From the listing below, pull out all lines with "claims" in them.

Figure content listings
■ ■ ■ ■

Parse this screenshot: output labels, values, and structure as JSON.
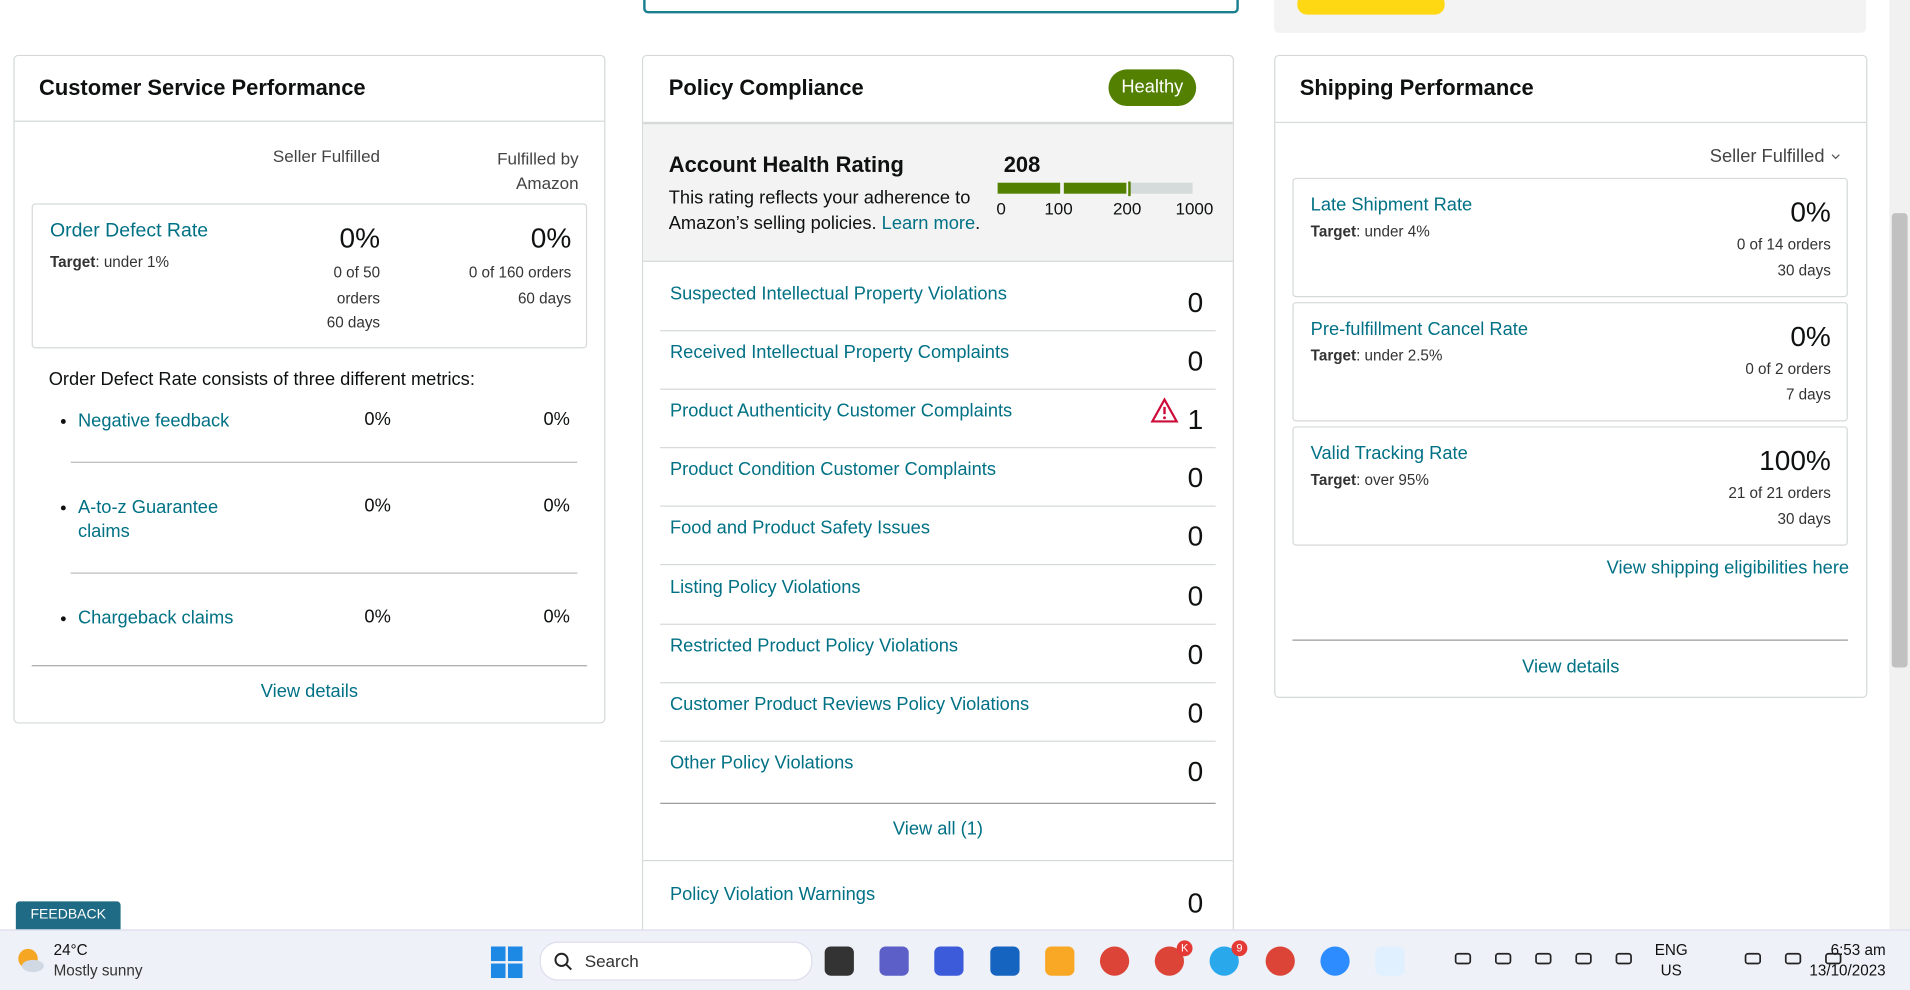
{
  "customer_service": {
    "title": "Customer Service Performance",
    "columns": [
      "Seller Fulfilled",
      "Fulfilled by Amazon"
    ],
    "odr": {
      "name": "Order Defect Rate",
      "target_label": "Target",
      "target": ": under 1%",
      "seller": {
        "value": "0%",
        "detail": "0 of 50 orders",
        "period": "60 days"
      },
      "fba": {
        "value": "0%",
        "detail": "0 of 160 orders",
        "period": "60 days"
      }
    },
    "intro": "Order Defect Rate consists of three different metrics:",
    "metrics": [
      {
        "name": "Negative feedback",
        "seller": "0%",
        "fba": "0%"
      },
      {
        "name": "A-to-z Guarantee claims",
        "seller": "0%",
        "fba": "0%"
      },
      {
        "name": "Chargeback claims",
        "seller": "0%",
        "fba": "0%"
      }
    ],
    "view_details": "View details"
  },
  "policy": {
    "title": "Policy Compliance",
    "status": "Healthy",
    "rating": {
      "title": "Account Health Rating",
      "score": 208,
      "description": "This rating reflects your adherence to Amazon’s selling policies.",
      "link": "Learn more",
      "end": ".",
      "ticks": [
        0,
        100,
        200,
        1000
      ]
    },
    "rows": [
      {
        "label": "Suspected Intellectual Property Violations",
        "count": 0
      },
      {
        "label": "Received Intellectual Property Complaints",
        "count": 0
      },
      {
        "label": "Product Authenticity Customer Complaints",
        "count": 1,
        "warning": true
      },
      {
        "label": "Product Condition Customer Complaints",
        "count": 0
      },
      {
        "label": "Food and Product Safety Issues",
        "count": 0
      },
      {
        "label": "Listing Policy Violations",
        "count": 0
      },
      {
        "label": "Restricted Product Policy Violations",
        "count": 0
      },
      {
        "label": "Customer Product Reviews Policy Violations",
        "count": 0
      },
      {
        "label": "Other Policy Violations",
        "count": 0
      }
    ],
    "view_all": "View all (1)",
    "warnings": {
      "label": "Policy Violation Warnings",
      "count": 0
    }
  },
  "shipping": {
    "title": "Shipping Performance",
    "filter": "Seller Fulfilled",
    "target_label": "Target",
    "metrics": [
      {
        "name": "Late Shipment Rate",
        "target": ": under 4%",
        "value": "0%",
        "detail": "0 of 14 orders",
        "period": "30 days"
      },
      {
        "name": "Pre-fulfillment Cancel Rate",
        "target": ": under 2.5%",
        "value": "0%",
        "detail": "0 of 2 orders",
        "period": "7 days"
      },
      {
        "name": "Valid Tracking Rate",
        "target": ": over 95%",
        "value": "100%",
        "detail": "21 of 21 orders",
        "period": "30 days"
      }
    ],
    "link": "View shipping eligibilities here",
    "view_details": "View details"
  },
  "feedback": "FEEDBACK",
  "taskbar": {
    "temperature": "24°C",
    "weather": "Mostly sunny",
    "search": "Search",
    "badges": [
      "K",
      "9"
    ],
    "language": "ENG",
    "region": "US",
    "time": "6:53 am",
    "date": "13/10/2023"
  }
}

■ ■ ■ ■

• Exercise solution:
        "name": "A-to-z Guarantee claims",
        "name": "Chargeback claims",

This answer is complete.